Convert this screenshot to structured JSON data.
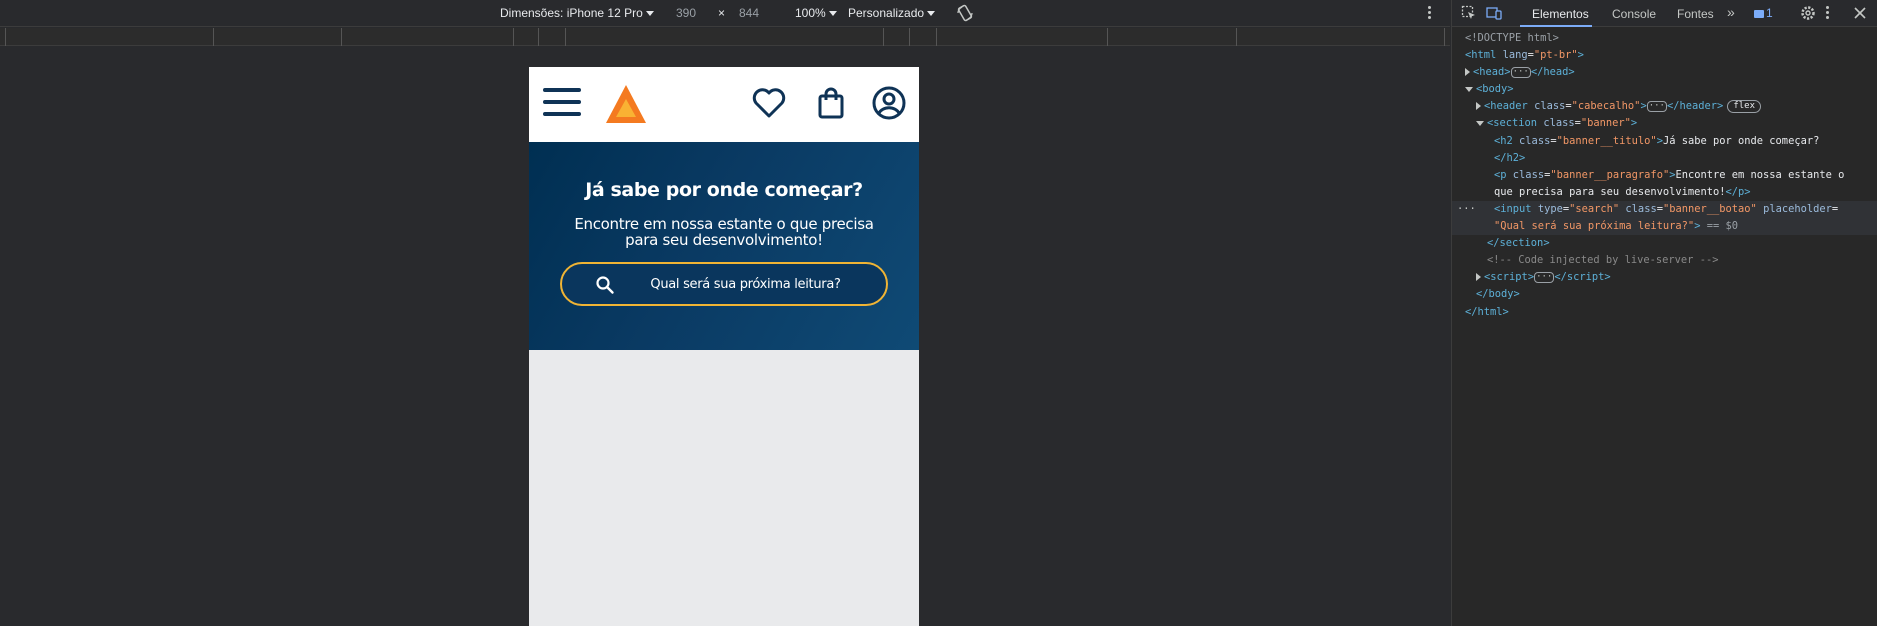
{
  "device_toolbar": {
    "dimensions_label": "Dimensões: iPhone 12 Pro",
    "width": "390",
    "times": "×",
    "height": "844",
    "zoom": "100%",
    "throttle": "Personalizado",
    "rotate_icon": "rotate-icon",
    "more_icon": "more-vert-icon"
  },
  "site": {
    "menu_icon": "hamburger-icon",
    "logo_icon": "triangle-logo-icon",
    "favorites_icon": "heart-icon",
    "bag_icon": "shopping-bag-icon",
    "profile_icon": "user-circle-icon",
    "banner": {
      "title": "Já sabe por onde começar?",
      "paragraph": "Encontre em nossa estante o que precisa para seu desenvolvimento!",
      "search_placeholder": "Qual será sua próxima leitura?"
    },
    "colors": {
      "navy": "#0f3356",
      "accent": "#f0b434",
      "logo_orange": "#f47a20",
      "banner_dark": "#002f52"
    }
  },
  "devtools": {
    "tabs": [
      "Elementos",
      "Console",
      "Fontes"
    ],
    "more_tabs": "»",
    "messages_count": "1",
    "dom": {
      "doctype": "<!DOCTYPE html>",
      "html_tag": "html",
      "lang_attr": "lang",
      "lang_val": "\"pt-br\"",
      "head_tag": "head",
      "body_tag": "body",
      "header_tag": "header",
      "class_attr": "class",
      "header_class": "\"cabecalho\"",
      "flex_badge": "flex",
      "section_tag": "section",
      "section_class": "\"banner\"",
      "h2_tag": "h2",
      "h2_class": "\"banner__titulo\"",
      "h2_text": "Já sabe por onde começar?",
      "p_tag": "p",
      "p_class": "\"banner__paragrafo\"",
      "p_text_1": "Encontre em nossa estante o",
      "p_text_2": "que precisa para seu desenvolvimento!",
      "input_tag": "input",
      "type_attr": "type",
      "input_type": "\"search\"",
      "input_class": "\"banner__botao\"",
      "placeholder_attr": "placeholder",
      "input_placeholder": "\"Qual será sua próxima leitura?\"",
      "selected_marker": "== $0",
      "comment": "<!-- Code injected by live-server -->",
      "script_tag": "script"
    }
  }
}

---

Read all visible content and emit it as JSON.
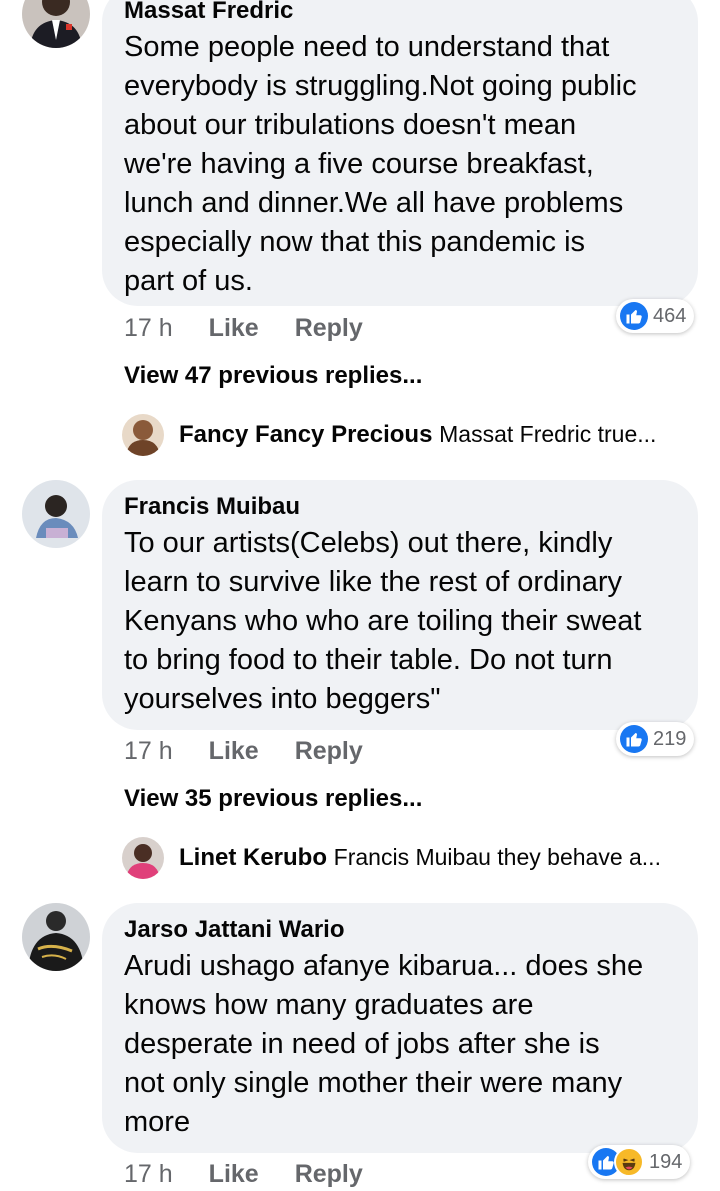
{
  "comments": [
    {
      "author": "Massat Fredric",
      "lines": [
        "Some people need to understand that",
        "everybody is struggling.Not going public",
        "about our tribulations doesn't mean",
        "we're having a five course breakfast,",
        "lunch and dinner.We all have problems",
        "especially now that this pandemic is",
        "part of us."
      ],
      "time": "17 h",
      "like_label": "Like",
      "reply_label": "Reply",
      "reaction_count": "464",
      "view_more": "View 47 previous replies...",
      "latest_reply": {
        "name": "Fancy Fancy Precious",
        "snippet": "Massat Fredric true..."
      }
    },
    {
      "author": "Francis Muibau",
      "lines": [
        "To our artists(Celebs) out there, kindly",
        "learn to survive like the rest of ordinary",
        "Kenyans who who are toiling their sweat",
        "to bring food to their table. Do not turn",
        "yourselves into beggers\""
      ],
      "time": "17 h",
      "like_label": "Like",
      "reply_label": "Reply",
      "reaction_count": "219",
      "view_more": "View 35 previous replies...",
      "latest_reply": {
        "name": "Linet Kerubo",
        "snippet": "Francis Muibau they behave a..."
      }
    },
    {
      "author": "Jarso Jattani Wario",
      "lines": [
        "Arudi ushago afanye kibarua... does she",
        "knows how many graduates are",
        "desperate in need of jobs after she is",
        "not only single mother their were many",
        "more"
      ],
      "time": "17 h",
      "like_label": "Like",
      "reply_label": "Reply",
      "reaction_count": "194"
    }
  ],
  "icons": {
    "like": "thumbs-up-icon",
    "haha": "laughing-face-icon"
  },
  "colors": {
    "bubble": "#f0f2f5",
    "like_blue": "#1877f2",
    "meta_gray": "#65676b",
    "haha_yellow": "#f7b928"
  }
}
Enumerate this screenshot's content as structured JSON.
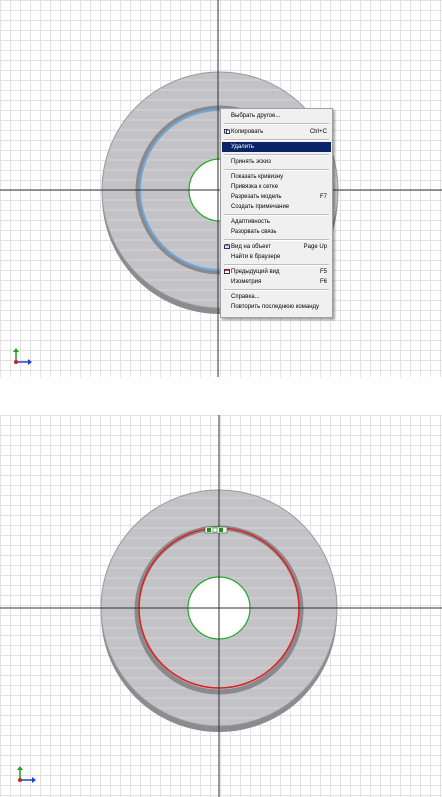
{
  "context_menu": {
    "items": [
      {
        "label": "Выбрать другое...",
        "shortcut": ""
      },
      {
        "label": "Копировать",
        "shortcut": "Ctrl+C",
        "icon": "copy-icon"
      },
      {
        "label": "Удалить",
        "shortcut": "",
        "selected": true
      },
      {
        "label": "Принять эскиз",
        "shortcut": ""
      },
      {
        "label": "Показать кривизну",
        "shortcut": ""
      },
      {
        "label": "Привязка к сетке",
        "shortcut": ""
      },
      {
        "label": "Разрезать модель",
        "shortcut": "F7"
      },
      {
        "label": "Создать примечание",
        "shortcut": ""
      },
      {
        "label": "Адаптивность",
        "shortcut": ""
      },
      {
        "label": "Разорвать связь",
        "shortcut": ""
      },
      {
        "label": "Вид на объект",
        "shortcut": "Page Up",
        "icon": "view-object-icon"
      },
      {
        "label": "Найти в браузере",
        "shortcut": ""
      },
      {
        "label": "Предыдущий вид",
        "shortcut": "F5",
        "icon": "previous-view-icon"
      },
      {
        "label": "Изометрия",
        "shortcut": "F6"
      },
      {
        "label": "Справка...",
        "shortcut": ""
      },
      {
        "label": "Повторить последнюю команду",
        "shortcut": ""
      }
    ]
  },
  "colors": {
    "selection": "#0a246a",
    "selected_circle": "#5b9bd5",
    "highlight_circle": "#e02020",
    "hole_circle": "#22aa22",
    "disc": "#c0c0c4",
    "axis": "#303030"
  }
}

- **What to do**:
Using the data above, copy each line that contains "desenvolvimento".

- **Full answer**:
      "paragraph": "Encontre em nossa estante o que precisa para seu desenvolvimento!",
      "p_text_2": "que precisa para seu desenvolvimento!",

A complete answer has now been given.